Your instructions. Give back the full listing verbatim, apart from its images.

Input material.
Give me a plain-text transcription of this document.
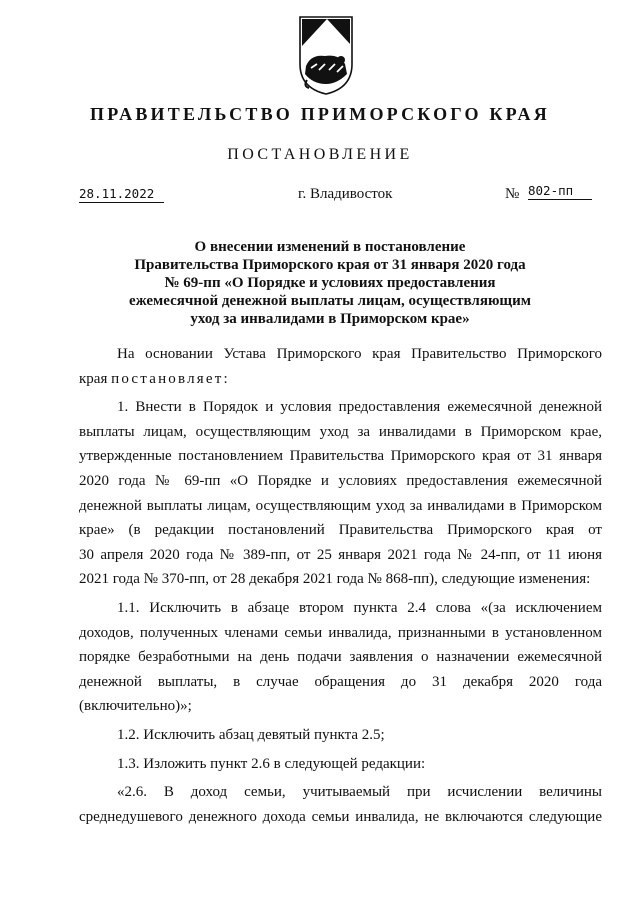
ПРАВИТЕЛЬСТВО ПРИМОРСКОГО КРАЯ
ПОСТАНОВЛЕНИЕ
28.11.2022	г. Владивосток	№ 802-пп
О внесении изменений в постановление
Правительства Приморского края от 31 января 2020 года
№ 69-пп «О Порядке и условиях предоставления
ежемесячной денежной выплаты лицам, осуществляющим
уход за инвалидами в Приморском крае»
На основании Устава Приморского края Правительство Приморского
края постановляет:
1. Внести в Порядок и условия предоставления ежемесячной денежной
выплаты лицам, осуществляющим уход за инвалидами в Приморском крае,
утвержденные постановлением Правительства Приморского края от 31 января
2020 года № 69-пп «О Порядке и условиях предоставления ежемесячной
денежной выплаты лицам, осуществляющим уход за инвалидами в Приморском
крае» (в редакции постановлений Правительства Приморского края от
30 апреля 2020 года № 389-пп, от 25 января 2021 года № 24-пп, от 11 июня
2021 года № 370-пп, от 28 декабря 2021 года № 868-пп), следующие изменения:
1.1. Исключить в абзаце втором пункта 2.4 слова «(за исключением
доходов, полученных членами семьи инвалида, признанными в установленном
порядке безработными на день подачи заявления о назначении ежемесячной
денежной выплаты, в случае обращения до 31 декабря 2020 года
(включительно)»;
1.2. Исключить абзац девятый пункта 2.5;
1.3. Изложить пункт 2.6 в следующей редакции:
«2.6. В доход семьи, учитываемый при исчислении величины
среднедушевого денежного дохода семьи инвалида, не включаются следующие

The answer.
Give me a plain-text transcription of this document.
ПРАВИТЕЛЬСТВО ПРИМОРСКОГО КРАЯ
ПОСТАНОВЛЕНИЕ
28.11.2022	г. Владивосток	№ 802-пп
О внесении изменений в постановление
Правительства Приморского края от 31 января 2020 года
№ 69-пп «О Порядке и условиях предоставления
ежемесячной денежной выплаты лицам, осуществляющим
уход за инвалидами в Приморском крае»
На основании Устава Приморского края Правительство Приморского
края постановляет:
1. Внести в Порядок и условия предоставления ежемесячной денежной
выплаты лицам, осуществляющим уход за инвалидами в Приморском крае,
утвержденные постановлением Правительства Приморского края от 31 января
2020 года № 69-пп «О Порядке и условиях предоставления ежемесячной
денежной выплаты лицам, осуществляющим уход за инвалидами в Приморском
крае» (в редакции постановлений Правительства Приморского края от
30 апреля 2020 года № 389-пп, от 25 января 2021 года № 24-пп, от 11 июня
2021 года № 370-пп, от 28 декабря 2021 года № 868-пп), следующие изменения:
1.1. Исключить в абзаце втором пункта 2.4 слова «(за исключением
доходов, полученных членами семьи инвалида, признанными в установленном
порядке безработными на день подачи заявления о назначении ежемесячной
денежной выплаты, в случае обращения до 31 декабря 2020 года
(включительно)»;
1.2. Исключить абзац девятый пункта 2.5;
1.3. Изложить пункт 2.6 в следующей редакции:
«2.6. В доход семьи, учитываемый при исчислении величины
среднедушевого денежного дохода семьи инвалида, не включаются следующие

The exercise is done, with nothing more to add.